Your answer should be a single number: the count of lines in the material below that hold "Figure".

——————

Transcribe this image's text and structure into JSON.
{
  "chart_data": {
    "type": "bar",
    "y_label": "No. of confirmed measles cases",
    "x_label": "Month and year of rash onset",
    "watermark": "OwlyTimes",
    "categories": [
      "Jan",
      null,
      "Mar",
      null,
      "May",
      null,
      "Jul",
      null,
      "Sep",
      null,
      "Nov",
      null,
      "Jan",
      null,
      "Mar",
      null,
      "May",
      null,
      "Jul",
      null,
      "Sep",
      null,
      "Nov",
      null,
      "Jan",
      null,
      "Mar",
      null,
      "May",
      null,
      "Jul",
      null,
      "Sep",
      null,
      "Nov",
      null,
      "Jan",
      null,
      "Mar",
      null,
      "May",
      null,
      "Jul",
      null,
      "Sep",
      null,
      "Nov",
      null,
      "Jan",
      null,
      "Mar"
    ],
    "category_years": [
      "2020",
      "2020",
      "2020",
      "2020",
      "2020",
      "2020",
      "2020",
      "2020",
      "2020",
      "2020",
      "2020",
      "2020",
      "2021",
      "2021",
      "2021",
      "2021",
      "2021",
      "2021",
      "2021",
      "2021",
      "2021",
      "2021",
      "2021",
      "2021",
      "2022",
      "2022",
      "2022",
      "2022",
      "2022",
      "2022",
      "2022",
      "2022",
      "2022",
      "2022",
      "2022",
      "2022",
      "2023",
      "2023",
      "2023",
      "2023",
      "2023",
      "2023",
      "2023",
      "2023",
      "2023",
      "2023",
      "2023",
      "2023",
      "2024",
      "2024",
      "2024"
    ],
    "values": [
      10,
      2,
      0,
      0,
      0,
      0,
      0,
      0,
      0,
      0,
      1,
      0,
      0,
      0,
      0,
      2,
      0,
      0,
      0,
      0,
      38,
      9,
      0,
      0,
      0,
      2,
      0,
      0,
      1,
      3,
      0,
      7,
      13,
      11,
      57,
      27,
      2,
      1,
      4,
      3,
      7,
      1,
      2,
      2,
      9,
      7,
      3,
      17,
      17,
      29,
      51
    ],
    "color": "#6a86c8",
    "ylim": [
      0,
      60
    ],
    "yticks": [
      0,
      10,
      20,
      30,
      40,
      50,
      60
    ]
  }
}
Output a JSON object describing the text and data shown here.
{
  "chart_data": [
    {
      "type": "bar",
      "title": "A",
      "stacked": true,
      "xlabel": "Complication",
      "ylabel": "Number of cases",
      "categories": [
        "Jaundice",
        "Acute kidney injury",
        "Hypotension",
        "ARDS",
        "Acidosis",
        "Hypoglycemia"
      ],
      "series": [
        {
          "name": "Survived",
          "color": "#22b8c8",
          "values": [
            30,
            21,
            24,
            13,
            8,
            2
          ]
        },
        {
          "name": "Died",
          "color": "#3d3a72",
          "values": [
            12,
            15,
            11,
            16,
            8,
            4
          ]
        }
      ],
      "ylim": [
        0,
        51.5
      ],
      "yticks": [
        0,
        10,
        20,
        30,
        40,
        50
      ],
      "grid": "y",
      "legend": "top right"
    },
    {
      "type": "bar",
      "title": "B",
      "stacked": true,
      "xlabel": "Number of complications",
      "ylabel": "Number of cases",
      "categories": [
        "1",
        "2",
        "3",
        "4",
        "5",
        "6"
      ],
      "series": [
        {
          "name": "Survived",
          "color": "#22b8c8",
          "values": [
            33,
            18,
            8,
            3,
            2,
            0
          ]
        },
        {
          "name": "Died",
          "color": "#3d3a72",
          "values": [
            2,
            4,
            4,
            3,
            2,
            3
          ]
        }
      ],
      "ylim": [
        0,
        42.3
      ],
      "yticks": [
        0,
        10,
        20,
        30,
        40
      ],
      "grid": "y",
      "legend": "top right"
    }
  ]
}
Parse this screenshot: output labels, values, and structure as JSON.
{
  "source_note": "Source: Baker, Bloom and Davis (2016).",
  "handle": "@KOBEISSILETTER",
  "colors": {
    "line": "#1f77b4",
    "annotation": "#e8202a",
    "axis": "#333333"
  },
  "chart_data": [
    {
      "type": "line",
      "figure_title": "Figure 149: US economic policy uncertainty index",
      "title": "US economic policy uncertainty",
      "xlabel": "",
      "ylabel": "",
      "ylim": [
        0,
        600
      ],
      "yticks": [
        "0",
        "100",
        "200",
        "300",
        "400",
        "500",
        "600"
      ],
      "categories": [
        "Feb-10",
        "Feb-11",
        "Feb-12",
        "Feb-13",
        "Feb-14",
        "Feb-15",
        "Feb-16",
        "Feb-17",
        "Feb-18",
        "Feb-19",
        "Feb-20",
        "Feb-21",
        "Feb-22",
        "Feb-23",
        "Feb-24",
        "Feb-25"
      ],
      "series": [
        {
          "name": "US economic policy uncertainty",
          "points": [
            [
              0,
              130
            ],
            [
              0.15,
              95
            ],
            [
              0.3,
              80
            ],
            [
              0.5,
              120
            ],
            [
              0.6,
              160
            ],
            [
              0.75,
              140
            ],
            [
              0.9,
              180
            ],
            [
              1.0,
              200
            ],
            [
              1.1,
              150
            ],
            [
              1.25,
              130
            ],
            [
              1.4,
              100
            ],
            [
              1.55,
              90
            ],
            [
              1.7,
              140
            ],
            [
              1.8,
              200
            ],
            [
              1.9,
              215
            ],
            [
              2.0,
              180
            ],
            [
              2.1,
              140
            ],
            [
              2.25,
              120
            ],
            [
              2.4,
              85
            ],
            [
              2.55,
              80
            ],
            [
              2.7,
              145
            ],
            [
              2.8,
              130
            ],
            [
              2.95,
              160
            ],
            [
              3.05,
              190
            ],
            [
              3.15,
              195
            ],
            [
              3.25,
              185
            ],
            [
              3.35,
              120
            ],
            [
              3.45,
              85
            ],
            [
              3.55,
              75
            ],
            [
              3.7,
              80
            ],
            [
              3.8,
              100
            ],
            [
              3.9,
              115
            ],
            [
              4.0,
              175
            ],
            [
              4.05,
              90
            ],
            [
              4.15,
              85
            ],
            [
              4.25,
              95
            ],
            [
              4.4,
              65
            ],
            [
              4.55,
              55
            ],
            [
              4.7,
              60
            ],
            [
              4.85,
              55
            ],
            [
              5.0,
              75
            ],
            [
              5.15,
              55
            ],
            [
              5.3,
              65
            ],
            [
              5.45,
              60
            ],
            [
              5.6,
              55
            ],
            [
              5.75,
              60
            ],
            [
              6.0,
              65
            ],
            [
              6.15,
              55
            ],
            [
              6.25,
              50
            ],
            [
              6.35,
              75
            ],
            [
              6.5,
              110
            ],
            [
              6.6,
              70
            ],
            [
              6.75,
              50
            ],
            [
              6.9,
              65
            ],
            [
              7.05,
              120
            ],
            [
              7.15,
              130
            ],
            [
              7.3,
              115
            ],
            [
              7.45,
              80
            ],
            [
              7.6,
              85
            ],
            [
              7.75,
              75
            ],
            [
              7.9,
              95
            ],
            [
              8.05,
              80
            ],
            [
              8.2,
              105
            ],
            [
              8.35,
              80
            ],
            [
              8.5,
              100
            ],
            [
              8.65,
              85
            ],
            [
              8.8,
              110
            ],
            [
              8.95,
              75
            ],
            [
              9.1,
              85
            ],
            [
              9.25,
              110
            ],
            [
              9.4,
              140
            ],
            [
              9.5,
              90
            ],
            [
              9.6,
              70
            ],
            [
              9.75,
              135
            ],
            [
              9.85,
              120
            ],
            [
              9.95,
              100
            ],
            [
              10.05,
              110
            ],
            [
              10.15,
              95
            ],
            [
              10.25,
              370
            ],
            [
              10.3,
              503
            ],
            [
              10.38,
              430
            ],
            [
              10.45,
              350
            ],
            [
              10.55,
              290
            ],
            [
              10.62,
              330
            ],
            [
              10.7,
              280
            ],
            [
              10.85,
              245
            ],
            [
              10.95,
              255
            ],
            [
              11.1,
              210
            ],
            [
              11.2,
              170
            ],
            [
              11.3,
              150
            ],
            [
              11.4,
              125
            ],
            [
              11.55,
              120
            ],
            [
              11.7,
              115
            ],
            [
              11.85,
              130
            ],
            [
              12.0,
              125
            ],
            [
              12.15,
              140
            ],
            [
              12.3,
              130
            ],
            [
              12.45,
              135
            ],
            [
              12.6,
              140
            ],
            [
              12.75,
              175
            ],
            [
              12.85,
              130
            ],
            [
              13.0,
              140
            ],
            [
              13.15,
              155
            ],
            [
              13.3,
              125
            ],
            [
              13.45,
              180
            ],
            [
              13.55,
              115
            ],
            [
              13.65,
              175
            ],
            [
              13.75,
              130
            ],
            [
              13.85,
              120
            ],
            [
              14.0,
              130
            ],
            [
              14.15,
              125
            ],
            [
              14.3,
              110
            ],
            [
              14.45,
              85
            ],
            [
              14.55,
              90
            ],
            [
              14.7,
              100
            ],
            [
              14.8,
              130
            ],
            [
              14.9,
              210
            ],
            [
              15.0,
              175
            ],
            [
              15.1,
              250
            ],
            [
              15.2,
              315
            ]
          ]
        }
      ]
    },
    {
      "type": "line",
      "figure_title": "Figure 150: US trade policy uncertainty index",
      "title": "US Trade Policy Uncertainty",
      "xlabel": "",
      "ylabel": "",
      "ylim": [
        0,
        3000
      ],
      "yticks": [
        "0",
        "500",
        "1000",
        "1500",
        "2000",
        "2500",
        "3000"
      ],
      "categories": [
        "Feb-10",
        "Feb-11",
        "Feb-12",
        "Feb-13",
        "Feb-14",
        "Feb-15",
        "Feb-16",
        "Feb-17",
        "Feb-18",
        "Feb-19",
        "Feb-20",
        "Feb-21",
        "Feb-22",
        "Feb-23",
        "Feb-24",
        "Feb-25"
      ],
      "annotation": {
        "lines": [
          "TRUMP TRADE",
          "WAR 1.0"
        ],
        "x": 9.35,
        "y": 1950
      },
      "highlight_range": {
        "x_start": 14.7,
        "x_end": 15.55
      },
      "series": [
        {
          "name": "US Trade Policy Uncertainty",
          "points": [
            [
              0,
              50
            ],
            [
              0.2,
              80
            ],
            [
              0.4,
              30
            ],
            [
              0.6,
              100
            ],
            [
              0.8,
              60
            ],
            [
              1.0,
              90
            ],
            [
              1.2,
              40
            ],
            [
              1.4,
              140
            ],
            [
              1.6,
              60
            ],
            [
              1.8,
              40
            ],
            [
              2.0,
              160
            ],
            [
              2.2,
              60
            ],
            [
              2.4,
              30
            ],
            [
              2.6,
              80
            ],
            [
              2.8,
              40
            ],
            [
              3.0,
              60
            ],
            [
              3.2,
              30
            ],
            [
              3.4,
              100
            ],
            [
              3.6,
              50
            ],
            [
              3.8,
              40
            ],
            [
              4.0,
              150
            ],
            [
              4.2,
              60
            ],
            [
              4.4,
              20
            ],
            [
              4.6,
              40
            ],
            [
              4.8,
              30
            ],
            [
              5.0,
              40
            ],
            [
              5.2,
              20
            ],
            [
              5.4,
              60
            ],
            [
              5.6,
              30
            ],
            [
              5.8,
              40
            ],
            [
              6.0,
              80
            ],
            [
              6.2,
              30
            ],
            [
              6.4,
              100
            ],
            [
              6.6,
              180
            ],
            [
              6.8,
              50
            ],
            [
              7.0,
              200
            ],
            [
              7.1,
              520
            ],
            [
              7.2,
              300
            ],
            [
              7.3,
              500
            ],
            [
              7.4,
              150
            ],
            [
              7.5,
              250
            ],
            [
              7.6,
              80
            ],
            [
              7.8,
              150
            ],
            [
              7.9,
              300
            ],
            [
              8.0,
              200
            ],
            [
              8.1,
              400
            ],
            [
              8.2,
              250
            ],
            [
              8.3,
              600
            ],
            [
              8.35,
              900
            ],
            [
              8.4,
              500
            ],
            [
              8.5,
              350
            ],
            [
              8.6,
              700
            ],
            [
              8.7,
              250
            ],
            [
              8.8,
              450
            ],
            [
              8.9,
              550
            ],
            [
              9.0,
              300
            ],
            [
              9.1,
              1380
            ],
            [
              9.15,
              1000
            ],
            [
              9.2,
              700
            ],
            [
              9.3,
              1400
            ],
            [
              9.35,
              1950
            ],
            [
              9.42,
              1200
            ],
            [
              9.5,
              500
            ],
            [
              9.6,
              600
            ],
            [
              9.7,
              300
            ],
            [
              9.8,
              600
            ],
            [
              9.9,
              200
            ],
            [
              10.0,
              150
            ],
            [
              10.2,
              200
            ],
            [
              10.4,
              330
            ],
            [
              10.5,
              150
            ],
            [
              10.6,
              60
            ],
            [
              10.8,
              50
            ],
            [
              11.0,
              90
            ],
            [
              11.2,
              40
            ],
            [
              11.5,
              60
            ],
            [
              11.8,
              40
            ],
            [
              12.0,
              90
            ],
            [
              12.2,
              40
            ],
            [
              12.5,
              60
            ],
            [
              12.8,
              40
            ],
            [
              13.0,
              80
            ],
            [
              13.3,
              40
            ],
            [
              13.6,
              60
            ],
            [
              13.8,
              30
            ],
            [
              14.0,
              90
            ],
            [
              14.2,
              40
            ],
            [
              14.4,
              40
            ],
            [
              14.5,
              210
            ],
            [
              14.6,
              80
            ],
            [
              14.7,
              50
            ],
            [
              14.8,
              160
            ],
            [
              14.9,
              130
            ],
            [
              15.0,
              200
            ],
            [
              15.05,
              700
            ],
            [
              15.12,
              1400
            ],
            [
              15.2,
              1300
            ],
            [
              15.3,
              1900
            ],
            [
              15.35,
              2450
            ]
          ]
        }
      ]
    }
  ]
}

——————

» SOLUTION FOR THIS TASK
2